### WHAT YOU ARE ASKED TO DO
Copy down every line where the string "name" shows up.

[start]

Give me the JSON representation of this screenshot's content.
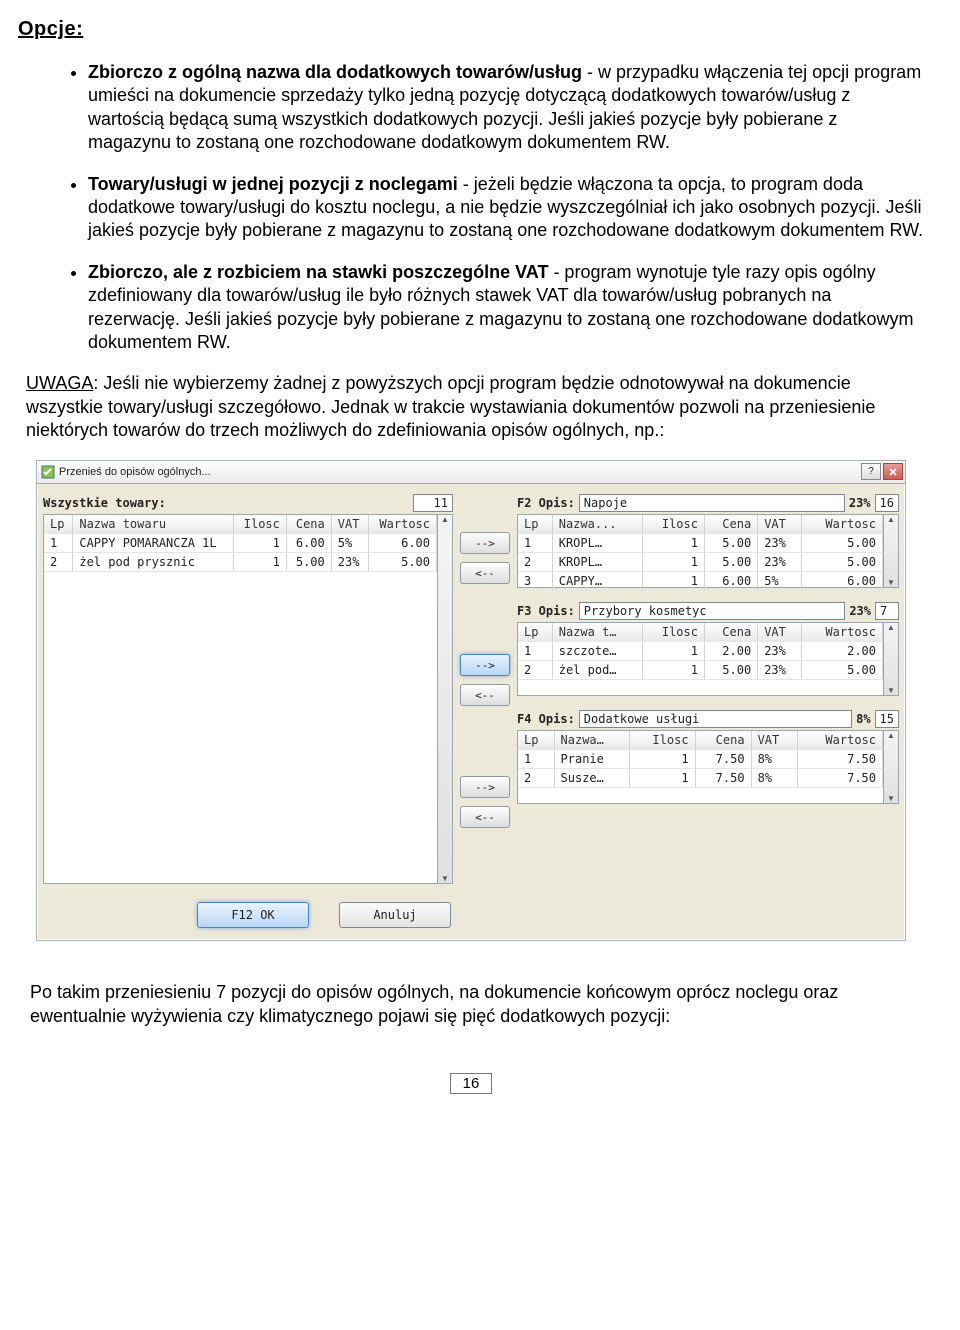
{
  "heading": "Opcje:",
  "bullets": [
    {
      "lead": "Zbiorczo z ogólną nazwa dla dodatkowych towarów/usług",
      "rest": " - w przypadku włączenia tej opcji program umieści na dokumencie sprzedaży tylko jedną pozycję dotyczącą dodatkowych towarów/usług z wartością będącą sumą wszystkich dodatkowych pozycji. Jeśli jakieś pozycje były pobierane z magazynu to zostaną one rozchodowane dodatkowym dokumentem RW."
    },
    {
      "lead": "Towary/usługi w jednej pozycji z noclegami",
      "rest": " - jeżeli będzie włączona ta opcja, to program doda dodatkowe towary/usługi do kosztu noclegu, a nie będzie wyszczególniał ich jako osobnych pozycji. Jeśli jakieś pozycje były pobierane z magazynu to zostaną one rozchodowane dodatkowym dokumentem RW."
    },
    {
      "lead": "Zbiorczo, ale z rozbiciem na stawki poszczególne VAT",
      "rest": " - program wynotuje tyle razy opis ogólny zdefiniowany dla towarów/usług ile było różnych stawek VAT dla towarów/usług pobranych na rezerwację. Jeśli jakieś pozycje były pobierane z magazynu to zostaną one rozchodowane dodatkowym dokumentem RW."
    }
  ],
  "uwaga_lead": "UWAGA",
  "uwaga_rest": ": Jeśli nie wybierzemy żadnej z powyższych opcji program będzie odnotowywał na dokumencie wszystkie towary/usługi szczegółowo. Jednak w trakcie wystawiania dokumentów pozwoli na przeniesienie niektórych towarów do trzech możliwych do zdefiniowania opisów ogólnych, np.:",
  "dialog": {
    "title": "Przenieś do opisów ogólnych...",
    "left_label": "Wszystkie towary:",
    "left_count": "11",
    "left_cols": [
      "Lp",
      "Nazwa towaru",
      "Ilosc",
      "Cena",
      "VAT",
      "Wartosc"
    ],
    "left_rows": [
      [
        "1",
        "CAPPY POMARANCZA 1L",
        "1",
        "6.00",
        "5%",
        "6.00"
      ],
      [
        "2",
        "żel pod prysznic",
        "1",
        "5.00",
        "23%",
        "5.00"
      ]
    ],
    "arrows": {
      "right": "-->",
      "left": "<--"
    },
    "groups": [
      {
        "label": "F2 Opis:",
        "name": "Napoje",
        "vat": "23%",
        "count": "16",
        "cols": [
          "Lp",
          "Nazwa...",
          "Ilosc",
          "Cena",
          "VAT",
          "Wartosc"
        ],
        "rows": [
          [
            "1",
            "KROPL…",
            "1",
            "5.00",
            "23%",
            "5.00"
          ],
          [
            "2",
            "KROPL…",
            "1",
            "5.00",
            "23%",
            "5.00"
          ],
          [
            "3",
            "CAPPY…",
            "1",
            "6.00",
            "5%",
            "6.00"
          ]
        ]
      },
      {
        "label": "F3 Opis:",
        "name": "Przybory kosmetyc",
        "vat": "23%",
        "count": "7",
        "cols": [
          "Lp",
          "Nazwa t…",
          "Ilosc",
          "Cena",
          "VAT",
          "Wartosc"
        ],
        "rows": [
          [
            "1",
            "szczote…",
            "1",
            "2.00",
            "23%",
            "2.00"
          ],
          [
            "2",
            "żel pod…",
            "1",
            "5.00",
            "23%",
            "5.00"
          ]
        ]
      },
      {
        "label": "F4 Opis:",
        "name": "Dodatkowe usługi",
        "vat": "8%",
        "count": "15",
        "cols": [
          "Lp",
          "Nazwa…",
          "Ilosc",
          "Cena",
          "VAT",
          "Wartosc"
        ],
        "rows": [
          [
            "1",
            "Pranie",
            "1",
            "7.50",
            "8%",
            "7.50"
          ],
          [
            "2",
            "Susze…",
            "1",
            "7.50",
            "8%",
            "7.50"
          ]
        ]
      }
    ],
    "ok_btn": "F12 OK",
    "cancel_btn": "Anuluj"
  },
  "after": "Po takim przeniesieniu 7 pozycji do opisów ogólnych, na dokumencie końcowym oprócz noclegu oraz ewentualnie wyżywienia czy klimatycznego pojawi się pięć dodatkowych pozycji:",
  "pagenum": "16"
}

[end]

### EXERCISE OUTPUT
        "name": "Napoje",
        "name": "Przybory kosmetyc",
        "name": "Dodatkowe usługi",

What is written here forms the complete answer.